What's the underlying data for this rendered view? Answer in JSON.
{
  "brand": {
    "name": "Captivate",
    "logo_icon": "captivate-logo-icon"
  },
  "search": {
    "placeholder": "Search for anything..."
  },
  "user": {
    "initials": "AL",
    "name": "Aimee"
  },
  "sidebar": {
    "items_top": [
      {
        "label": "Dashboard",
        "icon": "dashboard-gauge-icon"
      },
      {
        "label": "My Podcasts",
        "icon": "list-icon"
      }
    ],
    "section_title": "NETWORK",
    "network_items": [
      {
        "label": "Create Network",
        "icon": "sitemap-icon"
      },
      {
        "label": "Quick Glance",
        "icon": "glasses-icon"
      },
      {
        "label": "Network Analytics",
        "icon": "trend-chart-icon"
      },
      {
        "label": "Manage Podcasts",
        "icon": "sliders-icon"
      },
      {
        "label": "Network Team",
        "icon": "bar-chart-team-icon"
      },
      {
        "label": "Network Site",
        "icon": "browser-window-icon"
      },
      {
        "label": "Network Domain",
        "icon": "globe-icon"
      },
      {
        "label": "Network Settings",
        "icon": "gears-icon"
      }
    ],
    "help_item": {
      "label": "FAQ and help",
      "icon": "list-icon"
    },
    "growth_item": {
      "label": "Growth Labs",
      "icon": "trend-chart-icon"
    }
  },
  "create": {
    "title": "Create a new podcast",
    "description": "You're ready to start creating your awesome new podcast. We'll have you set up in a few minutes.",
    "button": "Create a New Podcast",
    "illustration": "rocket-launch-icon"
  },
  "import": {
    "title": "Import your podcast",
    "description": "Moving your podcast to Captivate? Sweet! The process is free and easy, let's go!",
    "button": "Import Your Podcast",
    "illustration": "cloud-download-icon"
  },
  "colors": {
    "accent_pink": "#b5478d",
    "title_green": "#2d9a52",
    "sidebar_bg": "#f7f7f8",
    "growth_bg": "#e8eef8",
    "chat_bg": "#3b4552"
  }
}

• • • • • • •

◆ WHAT IS EXPECTED ◆
Using the entries above, please restate each one word for word.

◆ CORRECT OUTPUT ◆
What's the underlying data for this rendered view? Answer in JSON.
{
  "brand": {
    "name": "Captivate",
    "logo_icon": "captivate-logo-icon"
  },
  "search": {
    "placeholder": "Search for anything..."
  },
  "user": {
    "initials": "AL",
    "name": "Aimee"
  },
  "sidebar": {
    "items_top": [
      {
        "label": "Dashboard",
        "icon": "dashboard-gauge-icon"
      },
      {
        "label": "My Podcasts",
        "icon": "list-icon"
      }
    ],
    "section_title": "NETWORK",
    "network_items": [
      {
        "label": "Create Network",
        "icon": "sitemap-icon"
      },
      {
        "label": "Quick Glance",
        "icon": "glasses-icon"
      },
      {
        "label": "Network Analytics",
        "icon": "trend-chart-icon"
      },
      {
        "label": "Manage Podcasts",
        "icon": "sliders-icon"
      },
      {
        "label": "Network Team",
        "icon": "bar-chart-team-icon"
      },
      {
        "label": "Network Site",
        "icon": "browser-window-icon"
      },
      {
        "label": "Network Domain",
        "icon": "globe-icon"
      },
      {
        "label": "Network Settings",
        "icon": "gears-icon"
      }
    ],
    "help_item": {
      "label": "FAQ and help",
      "icon": "list-icon"
    },
    "growth_item": {
      "label": "Growth Labs",
      "icon": "trend-chart-icon"
    }
  },
  "create": {
    "title": "Create a new podcast",
    "description": "You're ready to start creating your awesome new podcast. We'll have you set up in a few minutes.",
    "button": "Create a New Podcast",
    "illustration": "rocket-launch-icon"
  },
  "import": {
    "title": "Import your podcast",
    "description": "Moving your podcast to Captivate? Sweet! The process is free and easy, let's go!",
    "button": "Import Your Podcast",
    "illustration": "cloud-download-icon"
  },
  "colors": {
    "accent_pink": "#b5478d",
    "title_green": "#2d9a52",
    "sidebar_bg": "#f7f7f8",
    "growth_bg": "#e8eef8",
    "chat_bg": "#3b4552"
  }
}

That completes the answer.